[RECORDED DATA]:
++++++++

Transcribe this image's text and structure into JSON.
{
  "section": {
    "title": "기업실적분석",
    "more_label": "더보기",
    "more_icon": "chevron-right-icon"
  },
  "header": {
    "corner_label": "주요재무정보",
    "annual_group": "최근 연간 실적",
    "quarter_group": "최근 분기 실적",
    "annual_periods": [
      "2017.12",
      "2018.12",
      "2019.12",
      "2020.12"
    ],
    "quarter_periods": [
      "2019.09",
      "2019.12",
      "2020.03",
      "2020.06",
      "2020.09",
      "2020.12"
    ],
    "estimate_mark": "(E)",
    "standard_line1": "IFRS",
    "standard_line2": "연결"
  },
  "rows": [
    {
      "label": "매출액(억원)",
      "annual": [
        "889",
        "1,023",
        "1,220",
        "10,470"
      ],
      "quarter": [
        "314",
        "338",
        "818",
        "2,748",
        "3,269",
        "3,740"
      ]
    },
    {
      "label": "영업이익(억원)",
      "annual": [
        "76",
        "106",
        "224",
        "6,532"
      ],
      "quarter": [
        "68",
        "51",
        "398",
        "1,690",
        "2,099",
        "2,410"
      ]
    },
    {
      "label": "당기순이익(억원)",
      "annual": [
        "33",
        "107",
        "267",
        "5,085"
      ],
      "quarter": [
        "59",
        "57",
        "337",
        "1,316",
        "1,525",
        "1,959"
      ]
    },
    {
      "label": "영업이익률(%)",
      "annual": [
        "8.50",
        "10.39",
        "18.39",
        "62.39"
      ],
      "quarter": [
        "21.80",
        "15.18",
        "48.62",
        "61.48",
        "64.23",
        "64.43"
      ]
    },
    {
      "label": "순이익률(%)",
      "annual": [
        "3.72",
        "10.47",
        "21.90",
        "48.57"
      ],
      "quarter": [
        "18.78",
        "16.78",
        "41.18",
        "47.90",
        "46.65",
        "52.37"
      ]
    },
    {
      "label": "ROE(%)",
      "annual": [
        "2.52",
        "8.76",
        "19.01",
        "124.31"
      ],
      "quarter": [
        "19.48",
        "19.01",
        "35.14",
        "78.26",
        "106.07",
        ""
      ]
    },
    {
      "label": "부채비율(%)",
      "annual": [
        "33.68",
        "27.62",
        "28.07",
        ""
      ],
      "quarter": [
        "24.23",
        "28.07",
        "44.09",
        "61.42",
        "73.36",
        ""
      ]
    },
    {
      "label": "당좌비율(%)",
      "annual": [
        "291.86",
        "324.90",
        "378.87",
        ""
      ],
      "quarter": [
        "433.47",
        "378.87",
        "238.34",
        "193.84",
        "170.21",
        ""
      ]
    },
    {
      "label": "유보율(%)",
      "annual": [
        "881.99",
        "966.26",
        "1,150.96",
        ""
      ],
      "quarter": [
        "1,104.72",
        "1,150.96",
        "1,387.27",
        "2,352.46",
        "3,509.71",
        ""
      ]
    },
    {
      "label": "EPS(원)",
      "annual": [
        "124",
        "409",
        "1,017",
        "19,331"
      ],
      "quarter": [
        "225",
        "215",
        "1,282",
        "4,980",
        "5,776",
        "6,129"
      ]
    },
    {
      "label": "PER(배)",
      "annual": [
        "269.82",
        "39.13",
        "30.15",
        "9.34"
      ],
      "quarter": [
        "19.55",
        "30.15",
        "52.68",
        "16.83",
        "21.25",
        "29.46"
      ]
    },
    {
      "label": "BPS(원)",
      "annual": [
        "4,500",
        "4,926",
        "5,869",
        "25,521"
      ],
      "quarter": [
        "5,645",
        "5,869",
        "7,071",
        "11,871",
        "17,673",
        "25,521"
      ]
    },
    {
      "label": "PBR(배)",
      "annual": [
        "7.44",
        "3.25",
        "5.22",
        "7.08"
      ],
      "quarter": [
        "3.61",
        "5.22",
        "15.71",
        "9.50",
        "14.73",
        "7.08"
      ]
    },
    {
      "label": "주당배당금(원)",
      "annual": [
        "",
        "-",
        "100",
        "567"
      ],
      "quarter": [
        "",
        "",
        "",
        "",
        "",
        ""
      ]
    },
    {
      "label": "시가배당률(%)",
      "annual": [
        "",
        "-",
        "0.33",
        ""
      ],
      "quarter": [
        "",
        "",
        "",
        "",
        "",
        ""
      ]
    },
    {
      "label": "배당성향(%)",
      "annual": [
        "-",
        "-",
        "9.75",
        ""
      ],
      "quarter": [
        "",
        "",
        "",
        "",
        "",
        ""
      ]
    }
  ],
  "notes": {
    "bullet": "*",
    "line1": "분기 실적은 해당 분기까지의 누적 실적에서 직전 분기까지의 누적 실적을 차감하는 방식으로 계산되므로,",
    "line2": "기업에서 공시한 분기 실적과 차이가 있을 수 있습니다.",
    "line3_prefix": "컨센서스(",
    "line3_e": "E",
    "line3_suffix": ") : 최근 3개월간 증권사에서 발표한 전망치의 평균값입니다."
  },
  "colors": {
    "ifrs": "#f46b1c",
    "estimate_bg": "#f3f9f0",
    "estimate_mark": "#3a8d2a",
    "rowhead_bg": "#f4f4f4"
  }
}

++++++++

[WHAT THE EXERCISE ASKS]: The records above need to be transcribed in full. Keep every character unchanged.

[EXERCISE OUTPUT]:
Transcribe this image's text and structure into JSON.
{
  "section": {
    "title": "기업실적분석",
    "more_label": "더보기",
    "more_icon": "chevron-right-icon"
  },
  "header": {
    "corner_label": "주요재무정보",
    "annual_group": "최근 연간 실적",
    "quarter_group": "최근 분기 실적",
    "annual_periods": [
      "2017.12",
      "2018.12",
      "2019.12",
      "2020.12"
    ],
    "quarter_periods": [
      "2019.09",
      "2019.12",
      "2020.03",
      "2020.06",
      "2020.09",
      "2020.12"
    ],
    "estimate_mark": "(E)",
    "standard_line1": "IFRS",
    "standard_line2": "연결"
  },
  "rows": [
    {
      "label": "매출액(억원)",
      "annual": [
        "889",
        "1,023",
        "1,220",
        "10,470"
      ],
      "quarter": [
        "314",
        "338",
        "818",
        "2,748",
        "3,269",
        "3,740"
      ]
    },
    {
      "label": "영업이익(억원)",
      "annual": [
        "76",
        "106",
        "224",
        "6,532"
      ],
      "quarter": [
        "68",
        "51",
        "398",
        "1,690",
        "2,099",
        "2,410"
      ]
    },
    {
      "label": "당기순이익(억원)",
      "annual": [
        "33",
        "107",
        "267",
        "5,085"
      ],
      "quarter": [
        "59",
        "57",
        "337",
        "1,316",
        "1,525",
        "1,959"
      ]
    },
    {
      "label": "영업이익률(%)",
      "annual": [
        "8.50",
        "10.39",
        "18.39",
        "62.39"
      ],
      "quarter": [
        "21.80",
        "15.18",
        "48.62",
        "61.48",
        "64.23",
        "64.43"
      ]
    },
    {
      "label": "순이익률(%)",
      "annual": [
        "3.72",
        "10.47",
        "21.90",
        "48.57"
      ],
      "quarter": [
        "18.78",
        "16.78",
        "41.18",
        "47.90",
        "46.65",
        "52.37"
      ]
    },
    {
      "label": "ROE(%)",
      "annual": [
        "2.52",
        "8.76",
        "19.01",
        "124.31"
      ],
      "quarter": [
        "19.48",
        "19.01",
        "35.14",
        "78.26",
        "106.07",
        ""
      ]
    },
    {
      "label": "부채비율(%)",
      "annual": [
        "33.68",
        "27.62",
        "28.07",
        ""
      ],
      "quarter": [
        "24.23",
        "28.07",
        "44.09",
        "61.42",
        "73.36",
        ""
      ]
    },
    {
      "label": "당좌비율(%)",
      "annual": [
        "291.86",
        "324.90",
        "378.87",
        ""
      ],
      "quarter": [
        "433.47",
        "378.87",
        "238.34",
        "193.84",
        "170.21",
        ""
      ]
    },
    {
      "label": "유보율(%)",
      "annual": [
        "881.99",
        "966.26",
        "1,150.96",
        ""
      ],
      "quarter": [
        "1,104.72",
        "1,150.96",
        "1,387.27",
        "2,352.46",
        "3,509.71",
        ""
      ]
    },
    {
      "label": "EPS(원)",
      "annual": [
        "124",
        "409",
        "1,017",
        "19,331"
      ],
      "quarter": [
        "225",
        "215",
        "1,282",
        "4,980",
        "5,776",
        "6,129"
      ]
    },
    {
      "label": "PER(배)",
      "annual": [
        "269.82",
        "39.13",
        "30.15",
        "9.34"
      ],
      "quarter": [
        "19.55",
        "30.15",
        "52.68",
        "16.83",
        "21.25",
        "29.46"
      ]
    },
    {
      "label": "BPS(원)",
      "annual": [
        "4,500",
        "4,926",
        "5,869",
        "25,521"
      ],
      "quarter": [
        "5,645",
        "5,869",
        "7,071",
        "11,871",
        "17,673",
        "25,521"
      ]
    },
    {
      "label": "PBR(배)",
      "annual": [
        "7.44",
        "3.25",
        "5.22",
        "7.08"
      ],
      "quarter": [
        "3.61",
        "5.22",
        "15.71",
        "9.50",
        "14.73",
        "7.08"
      ]
    },
    {
      "label": "주당배당금(원)",
      "annual": [
        "",
        "-",
        "100",
        "567"
      ],
      "quarter": [
        "",
        "",
        "",
        "",
        "",
        ""
      ]
    },
    {
      "label": "시가배당률(%)",
      "annual": [
        "",
        "-",
        "0.33",
        ""
      ],
      "quarter": [
        "",
        "",
        "",
        "",
        "",
        ""
      ]
    },
    {
      "label": "배당성향(%)",
      "annual": [
        "-",
        "-",
        "9.75",
        ""
      ],
      "quarter": [
        "",
        "",
        "",
        "",
        "",
        ""
      ]
    }
  ],
  "notes": {
    "bullet": "*",
    "line1": "분기 실적은 해당 분기까지의 누적 실적에서 직전 분기까지의 누적 실적을 차감하는 방식으로 계산되므로,",
    "line2": "기업에서 공시한 분기 실적과 차이가 있을 수 있습니다.",
    "line3_prefix": "컨센서스(",
    "line3_e": "E",
    "line3_suffix": ") : 최근 3개월간 증권사에서 발표한 전망치의 평균값입니다."
  },
  "colors": {
    "ifrs": "#f46b1c",
    "estimate_bg": "#f3f9f0",
    "estimate_mark": "#3a8d2a",
    "rowhead_bg": "#f4f4f4"
  }
}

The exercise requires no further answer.